"""

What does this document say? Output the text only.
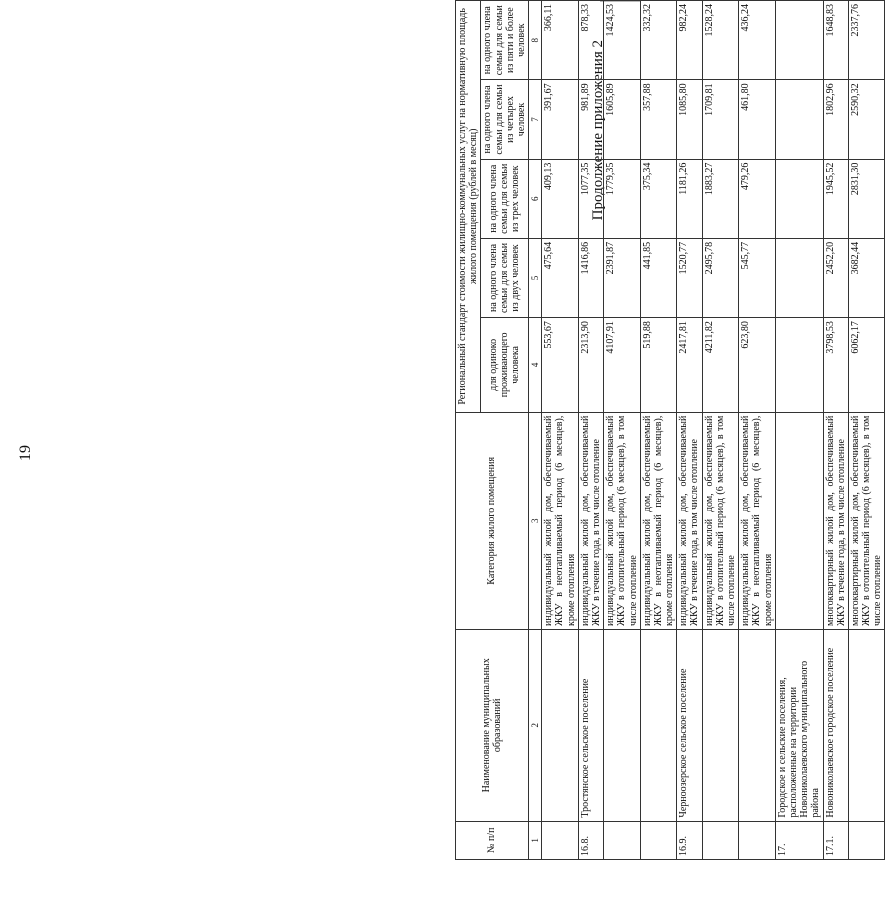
19
Продолжение приложения 2
№ п/п	Наименование муниципальных образований	Категория жилого помещения	Региональный стандарт стоимости жилищно-коммунальных услуг на нормативную площадь жилого помещения (рублей в месяц)				
			для одиноко проживающего человека	на одного члена семьи для семьи из двух человек	на одного члена семьи для семьи из трех человек	на одного члена семьи для семьи из четырех человек	на одного члена семьи для семьи из пяти и более человек
1	2	3	4	5	6	7	8
		индивидуальный жилой дом, обеспечиваемый ЖКУ в неотапливаемый период (6 месяцев), кроме отопления	553,67	475,64	409,13	391,67	366,11
16.8.	Тростянское сельское поселение	индивидуальный жилой дом, обеспечиваемый ЖКУ в течение года, в том числе отопление	2313,90	1416,86	1077,35	981,89	878,33
		индивидуальный жилой дом, обеспечиваемый ЖКУ в отопительный период (6 месяцев), в том числе отопление	4107,91	2391,87	1779,35	1605,89	1424,53
		индивидуальный жилой дом, обеспечиваемый ЖКУ в неотапливаемый период (6 месяцев), кроме отопления	519,88	441,85	375,34	357,88	332,32
16.9.	Черноозерское сельское поселение	индивидуальный жилой дом, обеспечиваемый ЖКУ в течение года, в том числе отопление	2417,81	1520,77	1181,26	1085,80	982,24
		индивидуальный жилой дом, обеспечиваемый ЖКУ в отопительный период (6 месяцев), в том числе отопление	4211,82	2495,78	1883,27	1709,81	1528,24
		индивидуальный жилой дом, обеспечиваемый ЖКУ в неотапливаемый период (6 месяцев), кроме отопления	623,80	545,77	479,26	461,80	436,24
17.	Городское и сельские поселения, расположенные на территории Новониколаевского муниципального района						
17.1.	Новониколаевское городское поселение	многоквартирный жилой дом, обеспечиваемый ЖКУ в течение года, в том числе отопление	3798,53	2452,20	1945,52	1802,96	1648,83
		многоквартирный жилой дом, обеспечиваемый ЖКУ в отопительный период (6 месяцев), в том числе отопление	6062,17	3682,44	2831,30	2590,32	2337,76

"""

- [Exercise task]: Print every entry exactly as written, without the pictures.

- [Output of the exercise]:
What does this document say? Output the text only.
19
Продолжение приложения 2
№ п/п	Наименование муниципальных образований	Категория жилого помещения	Региональный стандарт стоимости жилищно-коммунальных услуг на нормативную площадь жилого помещения (рублей в месяц)				
			для одиноко проживающего человека	на одного члена семьи для семьи из двух человек	на одного члена семьи для семьи из трех человек	на одного члена семьи для семьи из четырех человек	на одного члена семьи для семьи из пяти и более человек
1	2	3	4	5	6	7	8
		индивидуальный жилой дом, обеспечиваемый ЖКУ в неотапливаемый период (6 месяцев), кроме отопления	553,67	475,64	409,13	391,67	366,11
16.8.	Тростянское сельское поселение	индивидуальный жилой дом, обеспечиваемый ЖКУ в течение года, в том числе отопление	2313,90	1416,86	1077,35	981,89	878,33
		индивидуальный жилой дом, обеспечиваемый ЖКУ в отопительный период (6 месяцев), в том числе отопление	4107,91	2391,87	1779,35	1605,89	1424,53
		индивидуальный жилой дом, обеспечиваемый ЖКУ в неотапливаемый период (6 месяцев), кроме отопления	519,88	441,85	375,34	357,88	332,32
16.9.	Черноозерское сельское поселение	индивидуальный жилой дом, обеспечиваемый ЖКУ в течение года, в том числе отопление	2417,81	1520,77	1181,26	1085,80	982,24
		индивидуальный жилой дом, обеспечиваемый ЖКУ в отопительный период (6 месяцев), в том числе отопление	4211,82	2495,78	1883,27	1709,81	1528,24
		индивидуальный жилой дом, обеспечиваемый ЖКУ в неотапливаемый период (6 месяцев), кроме отопления	623,80	545,77	479,26	461,80	436,24
17.	Городское и сельские поселения, расположенные на территории Новониколаевского муниципального района						
17.1.	Новониколаевское городское поселение	многоквартирный жилой дом, обеспечиваемый ЖКУ в течение года, в том числе отопление	3798,53	2452,20	1945,52	1802,96	1648,83
		многоквартирный жилой дом, обеспечиваемый ЖКУ в отопительный период (6 месяцев), в том числе отопление	6062,17	3682,44	2831,30	2590,32	2337,76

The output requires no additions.